Written exercise: Leaving out the pictures, retype all the material exactly.

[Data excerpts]
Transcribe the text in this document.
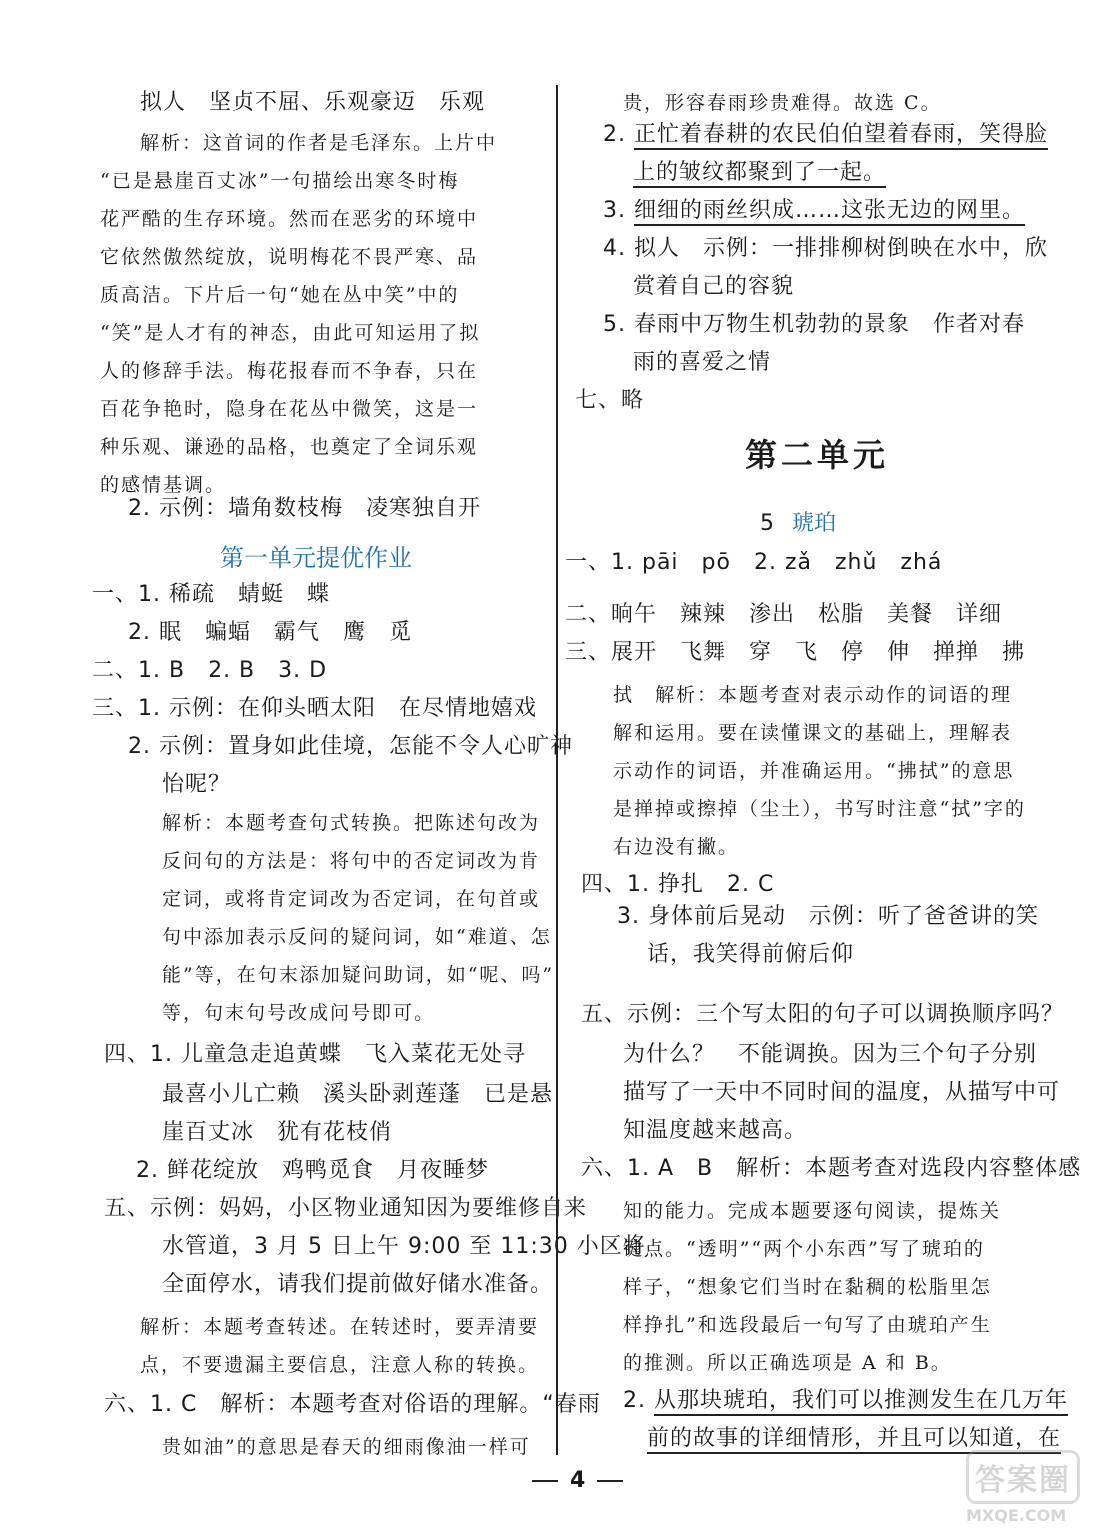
第一单元提优作业
拟人　坚贞不屈、乐观豪迈　乐观
解析：这首词的作者是毛泽东。上片中
“已是悬崖百丈冰”一句描绘出寒冬时梅
花严酷的生存环境。然而在恶劣的环境中
它依然傲然绽放，说明梅花不畏严寒、品
质高洁。下片后一句“她在丛中笑”中的
“笑”是人才有的神态，由此可知运用了拟
人的修辞手法。梅花报春而不争春，只在
百花争艳时，隐身在花丛中微笑，这是一
种乐观、谦逊的品格，也奠定了全词乐观
的感情基调。
2. 示例：墙角数枝梅　凌寒独自开
一、1. 稀疏　蜻蜓　蝶
2. 眠　蝙蝠　霸气　鹰　觅
二、1. B　2. B　3. D
三、1. 示例：在仰头晒太阳　在尽情地嬉戏
2. 示例：置身如此佳境，怎能不令人心旷神
怡呢？
解析：本题考查句式转换。把陈述句改为
反问句的方法是：将句中的否定词改为肯
定词，或将肯定词改为否定词，在句首或
句中添加表示反问的疑问词，如“难道、怎
能”等，在句末添加疑问助词，如“呢、吗”
等，句末句号改成问号即可。
四、1. 儿童急走追黄蝶　飞入菜花无处寻
最喜小儿亡赖　溪头卧剥莲蓬　已是悬
崖百丈冰　犹有花枝俏
2. 鲜花绽放　鸡鸭觅食　月夜睡梦
五、示例：妈妈，小区物业通知因为要维修自来
水管道，3 月 5 日上午 9:00 至 11:30 小区将
全面停水，请我们提前做好储水准备。
解析：本题考查转述。在转述时，要弄清要
点，不要遗漏主要信息，注意人称的转换。
六、1. C　解析：本题考查对俗语的理解。“春雨
贵如油”的意思是春天的细雨像油一样可
第二单元
5 琥珀
贵，形容春雨珍贵难得。故选 C。
2. 正忙着春耕的农民伯伯望着春雨，笑得脸
上的皱纹都聚到了一起。
3. 细细的雨丝织成……这张无边的网里。
4. 拟人　示例：一排排柳树倒映在水中，欣
赏着自己的容貌
5. 春雨中万物生机勃勃的景象　作者对春
雨的喜爱之情
七、略
一、1. pāi　pō　2. zǎ　zhǔ　zhá
二、晌午　辣辣　渗出　松脂　美餐　详细
三、展开　飞舞　穿　飞　停　伸　掸掸　拂
拭　解析：本题考查对表示动作的词语的理
解和运用。要在读懂课文的基础上，理解表
示动作的词语，并准确运用。“拂拭”的意思
是掸掉或擦掉（尘土），书写时注意“拭”字的
右边没有撇。
四、1. 挣扎　2. C
3. 身体前后晃动　示例：听了爸爸讲的笑
话，我笑得前俯后仰
五、示例：三个写太阳的句子可以调换顺序吗？
为什么？　不能调换。因为三个句子分别
描写了一天中不同时间的温度，从描写中可
知温度越来越高。
六、1. A　B　解析：本题考查对选段内容整体感
知的能力。完成本题要逐句阅读，提炼关
键点。“透明”“两个小东西”写了琥珀的
样子，“想象它们当时在黏稠的松脂里怎
样挣扎”和选段最后一句写了由琥珀产生
的推测。所以正确选项是 A 和 B。
2. 从那块琥珀，我们可以推测发生在几万年
前的故事的详细情形，并且可以知道，在
4	答案圈
MXQE.COM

Reply:
Transcribe the text in this document.
第一单元提优作业
拟人　坚贞不屈、乐观豪迈　乐观
解析：这首词的作者是毛泽东。上片中
“已是悬崖百丈冰”一句描绘出寒冬时梅
花严酷的生存环境。然而在恶劣的环境中
它依然傲然绽放，说明梅花不畏严寒、品
质高洁。下片后一句“她在丛中笑”中的
“笑”是人才有的神态，由此可知运用了拟
人的修辞手法。梅花报春而不争春，只在
百花争艳时，隐身在花丛中微笑，这是一
种乐观、谦逊的品格，也奠定了全词乐观
的感情基调。
2. 示例：墙角数枝梅　凌寒独自开
一、1. 稀疏　蜻蜓　蝶
2. 眠　蝙蝠　霸气　鹰　觅
二、1. B　2. B　3. D
三、1. 示例：在仰头晒太阳　在尽情地嬉戏
2. 示例：置身如此佳境，怎能不令人心旷神
怡呢？
解析：本题考查句式转换。把陈述句改为
反问句的方法是：将句中的否定词改为肯
定词，或将肯定词改为否定词，在句首或
句中添加表示反问的疑问词，如“难道、怎
能”等，在句末添加疑问助词，如“呢、吗”
等，句末句号改成问号即可。
四、1. 儿童急走追黄蝶　飞入菜花无处寻
最喜小儿亡赖　溪头卧剥莲蓬　已是悬
崖百丈冰　犹有花枝俏
2. 鲜花绽放　鸡鸭觅食　月夜睡梦
五、示例：妈妈，小区物业通知因为要维修自来
水管道，3 月 5 日上午 9:00 至 11:30 小区将
全面停水，请我们提前做好储水准备。
解析：本题考查转述。在转述时，要弄清要
点，不要遗漏主要信息，注意人称的转换。
六、1. C　解析：本题考查对俗语的理解。“春雨
贵如油”的意思是春天的细雨像油一样可
第二单元
5 琥珀
贵，形容春雨珍贵难得。故选 C。
2. 正忙着春耕的农民伯伯望着春雨，笑得脸
上的皱纹都聚到了一起。
3. 细细的雨丝织成……这张无边的网里。
4. 拟人　示例：一排排柳树倒映在水中，欣
赏着自己的容貌
5. 春雨中万物生机勃勃的景象　作者对春
雨的喜爱之情
七、略
一、1. pāi　pō　2. zǎ　zhǔ　zhá
二、晌午　辣辣　渗出　松脂　美餐　详细
三、展开　飞舞　穿　飞　停　伸　掸掸　拂
拭　解析：本题考查对表示动作的词语的理
解和运用。要在读懂课文的基础上，理解表
示动作的词语，并准确运用。“拂拭”的意思
是掸掉或擦掉（尘土），书写时注意“拭”字的
右边没有撇。
四、1. 挣扎　2. C
3. 身体前后晃动　示例：听了爸爸讲的笑
话，我笑得前俯后仰
五、示例：三个写太阳的句子可以调换顺序吗？
为什么？　不能调换。因为三个句子分别
描写了一天中不同时间的温度，从描写中可
知温度越来越高。
六、1. A　B　解析：本题考查对选段内容整体感
知的能力。完成本题要逐句阅读，提炼关
键点。“透明”“两个小东西”写了琥珀的
样子，“想象它们当时在黏稠的松脂里怎
样挣扎”和选段最后一句写了由琥珀产生
的推测。所以正确选项是 A 和 B。
2. 从那块琥珀，我们可以推测发生在几万年
前的故事的详细情形，并且可以知道，在
4	答案圈
MXQE.COM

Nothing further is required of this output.